**JOB:**
Write out the data below in full. Keep it exact.

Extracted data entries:

====================

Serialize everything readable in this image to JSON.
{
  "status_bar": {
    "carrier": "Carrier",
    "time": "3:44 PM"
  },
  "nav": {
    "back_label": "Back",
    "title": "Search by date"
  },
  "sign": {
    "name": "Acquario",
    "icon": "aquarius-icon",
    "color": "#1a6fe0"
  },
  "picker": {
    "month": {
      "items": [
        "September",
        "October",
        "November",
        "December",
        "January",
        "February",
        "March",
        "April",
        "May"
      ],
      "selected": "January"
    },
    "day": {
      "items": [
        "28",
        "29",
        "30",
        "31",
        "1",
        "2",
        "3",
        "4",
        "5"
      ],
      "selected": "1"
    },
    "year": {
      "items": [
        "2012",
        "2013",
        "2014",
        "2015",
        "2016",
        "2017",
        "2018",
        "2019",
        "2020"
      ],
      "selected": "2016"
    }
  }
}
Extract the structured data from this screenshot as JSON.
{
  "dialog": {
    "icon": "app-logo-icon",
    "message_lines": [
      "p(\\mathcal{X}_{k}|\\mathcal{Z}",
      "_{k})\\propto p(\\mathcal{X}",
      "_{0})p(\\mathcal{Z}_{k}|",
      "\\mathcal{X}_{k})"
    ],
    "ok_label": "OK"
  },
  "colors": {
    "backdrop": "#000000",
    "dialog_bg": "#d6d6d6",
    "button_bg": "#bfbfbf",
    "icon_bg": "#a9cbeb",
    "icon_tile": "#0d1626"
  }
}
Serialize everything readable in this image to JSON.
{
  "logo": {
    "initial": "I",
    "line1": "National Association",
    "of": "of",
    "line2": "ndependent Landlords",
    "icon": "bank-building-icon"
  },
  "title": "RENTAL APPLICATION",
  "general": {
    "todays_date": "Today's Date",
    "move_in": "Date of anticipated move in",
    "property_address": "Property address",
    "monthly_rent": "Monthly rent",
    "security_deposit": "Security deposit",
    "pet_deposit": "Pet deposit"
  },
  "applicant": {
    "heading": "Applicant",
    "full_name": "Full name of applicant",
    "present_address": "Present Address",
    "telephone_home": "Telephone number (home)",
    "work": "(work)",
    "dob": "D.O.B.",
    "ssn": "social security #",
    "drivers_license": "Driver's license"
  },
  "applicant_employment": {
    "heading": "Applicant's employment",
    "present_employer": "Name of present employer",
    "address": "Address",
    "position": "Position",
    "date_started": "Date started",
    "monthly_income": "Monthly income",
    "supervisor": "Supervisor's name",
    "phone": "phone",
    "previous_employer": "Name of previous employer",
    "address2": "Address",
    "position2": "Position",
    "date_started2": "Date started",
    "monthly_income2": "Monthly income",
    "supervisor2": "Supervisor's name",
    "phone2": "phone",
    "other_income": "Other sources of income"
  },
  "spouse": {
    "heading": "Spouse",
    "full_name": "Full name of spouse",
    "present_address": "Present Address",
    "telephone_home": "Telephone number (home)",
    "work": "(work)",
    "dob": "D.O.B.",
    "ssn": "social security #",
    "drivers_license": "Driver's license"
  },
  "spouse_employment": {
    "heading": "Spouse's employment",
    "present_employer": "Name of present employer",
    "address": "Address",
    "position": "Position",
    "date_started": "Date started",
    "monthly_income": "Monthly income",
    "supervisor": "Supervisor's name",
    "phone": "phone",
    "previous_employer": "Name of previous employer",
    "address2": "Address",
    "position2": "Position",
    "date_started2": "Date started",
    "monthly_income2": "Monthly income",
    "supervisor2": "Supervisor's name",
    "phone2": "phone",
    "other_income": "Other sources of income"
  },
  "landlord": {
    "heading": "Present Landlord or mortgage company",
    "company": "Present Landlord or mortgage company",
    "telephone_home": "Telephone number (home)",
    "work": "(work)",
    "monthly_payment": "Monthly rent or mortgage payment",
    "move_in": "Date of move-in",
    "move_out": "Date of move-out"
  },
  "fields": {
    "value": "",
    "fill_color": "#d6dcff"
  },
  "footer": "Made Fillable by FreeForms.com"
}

====================

**TASK RESPONSE:**
Serialize everything readable in this image to JSON.
{
  "status_bar": {
    "carrier": "Carrier",
    "time": "3:44 PM"
  },
  "nav": {
    "back_label": "Back",
    "title": "Search by date"
  },
  "sign": {
    "name": "Acquario",
    "icon": "aquarius-icon",
    "color": "#1a6fe0"
  },
  "picker": {
    "month": {
      "items": [
        "September",
        "October",
        "November",
        "December",
        "January",
        "February",
        "March",
        "April",
        "May"
      ],
      "selected": "January"
    },
    "day": {
      "items": [
        "28",
        "29",
        "30",
        "31",
        "1",
        "2",
        "3",
        "4",
        "5"
      ],
      "selected": "1"
    },
    "year": {
      "items": [
        "2012",
        "2013",
        "2014",
        "2015",
        "2016",
        "2017",
        "2018",
        "2019",
        "2020"
      ],
      "selected": "2016"
    }
  }
}
Extract the structured data from this screenshot as JSON.
{
  "dialog": {
    "icon": "app-logo-icon",
    "message_lines": [
      "p(\\mathcal{X}_{k}|\\mathcal{Z}",
      "_{k})\\propto p(\\mathcal{X}",
      "_{0})p(\\mathcal{Z}_{k}|",
      "\\mathcal{X}_{k})"
    ],
    "ok_label": "OK"
  },
  "colors": {
    "backdrop": "#000000",
    "dialog_bg": "#d6d6d6",
    "button_bg": "#bfbfbf",
    "icon_bg": "#a9cbeb",
    "icon_tile": "#0d1626"
  }
}
Serialize everything readable in this image to JSON.
{
  "logo": {
    "initial": "I",
    "line1": "National Association",
    "of": "of",
    "line2": "ndependent Landlords",
    "icon": "bank-building-icon"
  },
  "title": "RENTAL APPLICATION",
  "general": {
    "todays_date": "Today's Date",
    "move_in": "Date of anticipated move in",
    "property_address": "Property address",
    "monthly_rent": "Monthly rent",
    "security_deposit": "Security deposit",
    "pet_deposit": "Pet deposit"
  },
  "applicant": {
    "heading": "Applicant",
    "full_name": "Full name of applicant",
    "present_address": "Present Address",
    "telephone_home": "Telephone number (home)",
    "work": "(work)",
    "dob": "D.O.B.",
    "ssn": "social security #",
    "drivers_license": "Driver's license"
  },
  "applicant_employment": {
    "heading": "Applicant's employment",
    "present_employer": "Name of present employer",
    "address": "Address",
    "position": "Position",
    "date_started": "Date started",
    "monthly_income": "Monthly income",
    "supervisor": "Supervisor's name",
    "phone": "phone",
    "previous_employer": "Name of previous employer",
    "address2": "Address",
    "position2": "Position",
    "date_started2": "Date started",
    "monthly_income2": "Monthly income",
    "supervisor2": "Supervisor's name",
    "phone2": "phone",
    "other_income": "Other sources of income"
  },
  "spouse": {
    "heading": "Spouse",
    "full_name": "Full name of spouse",
    "present_address": "Present Address",
    "telephone_home": "Telephone number (home)",
    "work": "(work)",
    "dob": "D.O.B.",
    "ssn": "social security #",
    "drivers_license": "Driver's license"
  },
  "spouse_employment": {
    "heading": "Spouse's employment",
    "present_employer": "Name of present employer",
    "address": "Address",
    "position": "Position",
    "date_started": "Date started",
    "monthly_income": "Monthly income",
    "supervisor": "Supervisor's name",
    "phone": "phone",
    "previous_employer": "Name of previous employer",
    "address2": "Address",
    "position2": "Position",
    "date_started2": "Date started",
    "monthly_income2": "Monthly income",
    "supervisor2": "Supervisor's name",
    "phone2": "phone",
    "other_income": "Other sources of income"
  },
  "landlord": {
    "heading": "Present Landlord or mortgage company",
    "company": "Present Landlord or mortgage company",
    "telephone_home": "Telephone number (home)",
    "work": "(work)",
    "monthly_payment": "Monthly rent or mortgage payment",
    "move_in": "Date of move-in",
    "move_out": "Date of move-out"
  },
  "fields": {
    "value": "",
    "fill_color": "#d6dcff"
  },
  "footer": "Made Fillable by FreeForms.com"
}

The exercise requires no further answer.